Write out all of the data without omission, exactly as shown.
◆ ◆ ◆ ◆ ◆
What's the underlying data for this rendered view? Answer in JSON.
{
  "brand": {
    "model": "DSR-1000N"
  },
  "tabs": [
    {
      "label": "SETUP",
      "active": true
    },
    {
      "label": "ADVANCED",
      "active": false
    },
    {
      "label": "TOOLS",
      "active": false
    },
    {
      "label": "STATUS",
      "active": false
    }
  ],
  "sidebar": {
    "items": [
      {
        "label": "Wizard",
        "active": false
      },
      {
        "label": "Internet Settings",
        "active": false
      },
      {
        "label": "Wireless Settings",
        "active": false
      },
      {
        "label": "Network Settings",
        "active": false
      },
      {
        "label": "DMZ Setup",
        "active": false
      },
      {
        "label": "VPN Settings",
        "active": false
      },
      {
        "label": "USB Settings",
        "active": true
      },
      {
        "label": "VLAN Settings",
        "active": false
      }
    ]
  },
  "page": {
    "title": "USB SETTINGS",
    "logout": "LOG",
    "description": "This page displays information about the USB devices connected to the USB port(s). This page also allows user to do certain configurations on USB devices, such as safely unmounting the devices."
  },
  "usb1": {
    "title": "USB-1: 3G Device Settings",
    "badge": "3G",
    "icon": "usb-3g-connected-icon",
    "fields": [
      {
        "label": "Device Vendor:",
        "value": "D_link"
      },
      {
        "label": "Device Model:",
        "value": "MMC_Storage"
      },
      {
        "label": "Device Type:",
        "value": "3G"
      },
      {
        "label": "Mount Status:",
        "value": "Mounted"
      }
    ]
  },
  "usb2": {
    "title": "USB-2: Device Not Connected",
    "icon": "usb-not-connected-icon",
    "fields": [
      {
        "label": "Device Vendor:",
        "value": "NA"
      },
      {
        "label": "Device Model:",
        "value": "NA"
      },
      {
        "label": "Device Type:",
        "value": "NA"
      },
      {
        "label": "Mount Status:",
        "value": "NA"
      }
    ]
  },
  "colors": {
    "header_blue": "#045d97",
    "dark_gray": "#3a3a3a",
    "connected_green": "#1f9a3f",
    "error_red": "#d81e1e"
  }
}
◆ ◆ ◆ ◆ ◆
OUTPUT FOR THIS EXERCISE:
What's the underlying data for this rendered view? Answer in JSON.
{
  "brand": {
    "model": "DSR-1000N"
  },
  "tabs": [
    {
      "label": "SETUP",
      "active": true
    },
    {
      "label": "ADVANCED",
      "active": false
    },
    {
      "label": "TOOLS",
      "active": false
    },
    {
      "label": "STATUS",
      "active": false
    }
  ],
  "sidebar": {
    "items": [
      {
        "label": "Wizard",
        "active": false
      },
      {
        "label": "Internet Settings",
        "active": false
      },
      {
        "label": "Wireless Settings",
        "active": false
      },
      {
        "label": "Network Settings",
        "active": false
      },
      {
        "label": "DMZ Setup",
        "active": false
      },
      {
        "label": "VPN Settings",
        "active": false
      },
      {
        "label": "USB Settings",
        "active": true
      },
      {
        "label": "VLAN Settings",
        "active": false
      }
    ]
  },
  "page": {
    "title": "USB SETTINGS",
    "logout": "LOG",
    "description": "This page displays information about the USB devices connected to the USB port(s). This page also allows user to do certain configurations on USB devices, such as safely unmounting the devices."
  },
  "usb1": {
    "title": "USB-1: 3G Device Settings",
    "badge": "3G",
    "icon": "usb-3g-connected-icon",
    "fields": [
      {
        "label": "Device Vendor:",
        "value": "D_link"
      },
      {
        "label": "Device Model:",
        "value": "MMC_Storage"
      },
      {
        "label": "Device Type:",
        "value": "3G"
      },
      {
        "label": "Mount Status:",
        "value": "Mounted"
      }
    ]
  },
  "usb2": {
    "title": "USB-2: Device Not Connected",
    "icon": "usb-not-connected-icon",
    "fields": [
      {
        "label": "Device Vendor:",
        "value": "NA"
      },
      {
        "label": "Device Model:",
        "value": "NA"
      },
      {
        "label": "Device Type:",
        "value": "NA"
      },
      {
        "label": "Mount Status:",
        "value": "NA"
      }
    ]
  },
  "colors": {
    "header_blue": "#045d97",
    "dark_gray": "#3a3a3a",
    "connected_green": "#1f9a3f",
    "error_red": "#d81e1e"
  }
}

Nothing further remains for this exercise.